What you are asked to do:
Check each line for the string "bien". Give only the count of lines that have it.

** Start of Data rows **

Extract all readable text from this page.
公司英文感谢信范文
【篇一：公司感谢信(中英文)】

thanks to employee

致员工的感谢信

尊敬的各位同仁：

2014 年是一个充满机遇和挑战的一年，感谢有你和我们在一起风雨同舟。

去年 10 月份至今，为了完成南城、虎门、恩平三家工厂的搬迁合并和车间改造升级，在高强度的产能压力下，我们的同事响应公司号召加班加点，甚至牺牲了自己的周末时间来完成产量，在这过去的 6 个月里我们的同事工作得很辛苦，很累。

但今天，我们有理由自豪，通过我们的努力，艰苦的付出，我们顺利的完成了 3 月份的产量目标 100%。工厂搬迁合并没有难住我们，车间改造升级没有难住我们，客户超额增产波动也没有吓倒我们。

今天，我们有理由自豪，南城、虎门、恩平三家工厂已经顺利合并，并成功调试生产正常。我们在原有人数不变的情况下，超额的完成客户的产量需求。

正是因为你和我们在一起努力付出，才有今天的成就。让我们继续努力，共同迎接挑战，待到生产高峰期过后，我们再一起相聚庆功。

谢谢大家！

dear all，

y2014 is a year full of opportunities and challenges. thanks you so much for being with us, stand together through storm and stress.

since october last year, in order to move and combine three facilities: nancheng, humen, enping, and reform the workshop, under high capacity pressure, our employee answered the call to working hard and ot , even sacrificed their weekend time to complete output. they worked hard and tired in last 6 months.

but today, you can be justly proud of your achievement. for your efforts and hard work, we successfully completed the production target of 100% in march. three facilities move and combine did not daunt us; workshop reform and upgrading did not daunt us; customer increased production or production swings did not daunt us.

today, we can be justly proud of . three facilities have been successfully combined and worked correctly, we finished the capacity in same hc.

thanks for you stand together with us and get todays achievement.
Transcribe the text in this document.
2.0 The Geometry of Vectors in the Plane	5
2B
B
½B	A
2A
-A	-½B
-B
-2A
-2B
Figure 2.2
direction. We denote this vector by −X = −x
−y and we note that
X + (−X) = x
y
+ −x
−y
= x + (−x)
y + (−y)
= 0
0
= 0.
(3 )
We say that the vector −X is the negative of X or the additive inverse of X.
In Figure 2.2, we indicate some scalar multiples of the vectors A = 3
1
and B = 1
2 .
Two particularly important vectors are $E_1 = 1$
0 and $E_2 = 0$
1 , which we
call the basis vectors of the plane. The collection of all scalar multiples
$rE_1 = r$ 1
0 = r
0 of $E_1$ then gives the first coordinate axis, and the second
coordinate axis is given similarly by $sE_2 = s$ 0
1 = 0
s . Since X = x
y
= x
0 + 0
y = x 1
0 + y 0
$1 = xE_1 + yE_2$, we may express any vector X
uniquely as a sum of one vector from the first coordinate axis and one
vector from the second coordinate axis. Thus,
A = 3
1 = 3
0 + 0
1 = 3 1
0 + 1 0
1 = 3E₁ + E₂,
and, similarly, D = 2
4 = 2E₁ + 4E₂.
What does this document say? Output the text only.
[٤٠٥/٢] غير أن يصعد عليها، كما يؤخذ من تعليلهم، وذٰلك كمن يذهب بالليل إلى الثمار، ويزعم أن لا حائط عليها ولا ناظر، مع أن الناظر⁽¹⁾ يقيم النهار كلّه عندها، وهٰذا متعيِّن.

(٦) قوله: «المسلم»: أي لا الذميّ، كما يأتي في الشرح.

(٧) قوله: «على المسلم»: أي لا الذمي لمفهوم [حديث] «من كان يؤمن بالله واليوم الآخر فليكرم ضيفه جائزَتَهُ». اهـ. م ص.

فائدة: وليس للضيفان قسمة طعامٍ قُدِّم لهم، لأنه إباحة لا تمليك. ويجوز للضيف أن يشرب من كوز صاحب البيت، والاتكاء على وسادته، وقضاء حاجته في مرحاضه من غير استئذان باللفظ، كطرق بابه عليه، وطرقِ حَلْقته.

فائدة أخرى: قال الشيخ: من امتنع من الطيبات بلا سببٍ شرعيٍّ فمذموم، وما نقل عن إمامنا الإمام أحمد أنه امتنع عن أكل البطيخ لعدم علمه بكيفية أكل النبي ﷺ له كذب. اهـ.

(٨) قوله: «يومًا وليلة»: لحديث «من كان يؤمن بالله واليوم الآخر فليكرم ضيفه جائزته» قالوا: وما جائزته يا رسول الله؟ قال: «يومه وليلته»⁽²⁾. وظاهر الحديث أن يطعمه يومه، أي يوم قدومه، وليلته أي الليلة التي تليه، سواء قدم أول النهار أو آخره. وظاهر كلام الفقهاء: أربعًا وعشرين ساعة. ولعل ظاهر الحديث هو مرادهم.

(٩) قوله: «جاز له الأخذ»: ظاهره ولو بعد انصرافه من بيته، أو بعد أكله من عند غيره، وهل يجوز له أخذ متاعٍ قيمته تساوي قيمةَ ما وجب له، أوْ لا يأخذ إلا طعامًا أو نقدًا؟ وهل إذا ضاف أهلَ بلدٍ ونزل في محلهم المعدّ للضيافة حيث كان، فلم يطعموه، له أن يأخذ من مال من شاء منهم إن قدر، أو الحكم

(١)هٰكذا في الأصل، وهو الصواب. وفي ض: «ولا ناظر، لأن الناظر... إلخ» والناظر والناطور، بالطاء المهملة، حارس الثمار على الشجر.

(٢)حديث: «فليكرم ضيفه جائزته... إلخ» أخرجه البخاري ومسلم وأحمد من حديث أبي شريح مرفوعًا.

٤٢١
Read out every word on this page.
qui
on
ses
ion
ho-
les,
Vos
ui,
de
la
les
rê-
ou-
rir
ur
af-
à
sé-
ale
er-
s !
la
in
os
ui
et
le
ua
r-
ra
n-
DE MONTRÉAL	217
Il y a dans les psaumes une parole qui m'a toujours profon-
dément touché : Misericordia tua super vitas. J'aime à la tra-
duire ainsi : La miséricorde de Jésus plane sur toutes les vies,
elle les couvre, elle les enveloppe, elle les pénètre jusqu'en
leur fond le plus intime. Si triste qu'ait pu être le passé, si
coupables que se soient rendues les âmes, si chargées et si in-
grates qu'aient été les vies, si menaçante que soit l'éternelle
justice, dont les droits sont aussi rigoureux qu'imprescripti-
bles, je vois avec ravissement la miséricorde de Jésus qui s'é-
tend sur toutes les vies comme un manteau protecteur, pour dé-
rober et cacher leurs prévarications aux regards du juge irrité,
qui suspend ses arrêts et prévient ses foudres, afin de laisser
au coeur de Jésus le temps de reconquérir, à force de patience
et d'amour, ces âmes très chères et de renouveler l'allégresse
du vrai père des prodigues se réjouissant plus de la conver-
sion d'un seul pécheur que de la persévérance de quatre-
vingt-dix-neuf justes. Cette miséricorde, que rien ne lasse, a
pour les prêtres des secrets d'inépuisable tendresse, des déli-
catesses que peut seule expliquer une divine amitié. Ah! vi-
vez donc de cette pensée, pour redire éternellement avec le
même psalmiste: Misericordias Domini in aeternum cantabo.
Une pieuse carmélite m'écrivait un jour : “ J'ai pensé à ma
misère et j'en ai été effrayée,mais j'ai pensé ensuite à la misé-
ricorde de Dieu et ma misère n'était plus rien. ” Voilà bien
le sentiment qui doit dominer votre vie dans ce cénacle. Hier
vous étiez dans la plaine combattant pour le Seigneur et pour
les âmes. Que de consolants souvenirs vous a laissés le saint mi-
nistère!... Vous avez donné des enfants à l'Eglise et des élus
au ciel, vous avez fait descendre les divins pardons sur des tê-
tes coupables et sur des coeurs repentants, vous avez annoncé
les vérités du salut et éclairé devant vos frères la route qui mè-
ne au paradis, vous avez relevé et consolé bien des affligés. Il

** End of Data rows **

Task response:
2